Set exercise:
Across the listing below, count the lines that mention the string "cabinet". Reply with the figure only.

Lines of data
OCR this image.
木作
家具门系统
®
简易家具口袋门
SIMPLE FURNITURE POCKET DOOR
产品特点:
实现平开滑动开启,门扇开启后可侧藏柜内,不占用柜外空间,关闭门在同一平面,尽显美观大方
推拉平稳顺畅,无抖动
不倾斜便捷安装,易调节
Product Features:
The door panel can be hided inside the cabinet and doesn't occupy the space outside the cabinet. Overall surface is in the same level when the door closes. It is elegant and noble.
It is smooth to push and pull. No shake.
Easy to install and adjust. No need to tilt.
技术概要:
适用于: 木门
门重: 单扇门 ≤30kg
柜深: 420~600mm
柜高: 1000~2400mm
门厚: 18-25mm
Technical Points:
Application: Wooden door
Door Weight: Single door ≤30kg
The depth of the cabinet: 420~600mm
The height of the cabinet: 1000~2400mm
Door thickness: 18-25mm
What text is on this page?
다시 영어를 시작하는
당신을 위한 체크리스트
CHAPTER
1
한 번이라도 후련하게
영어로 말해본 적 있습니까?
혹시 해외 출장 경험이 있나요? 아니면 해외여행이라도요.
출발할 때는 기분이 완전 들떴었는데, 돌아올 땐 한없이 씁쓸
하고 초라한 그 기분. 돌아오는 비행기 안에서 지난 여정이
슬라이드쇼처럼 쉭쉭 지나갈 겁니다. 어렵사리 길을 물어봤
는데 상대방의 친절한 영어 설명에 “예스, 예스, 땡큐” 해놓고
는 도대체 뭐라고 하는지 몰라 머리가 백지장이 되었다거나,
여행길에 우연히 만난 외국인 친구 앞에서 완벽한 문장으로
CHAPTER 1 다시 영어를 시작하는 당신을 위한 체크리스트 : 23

Solution:
3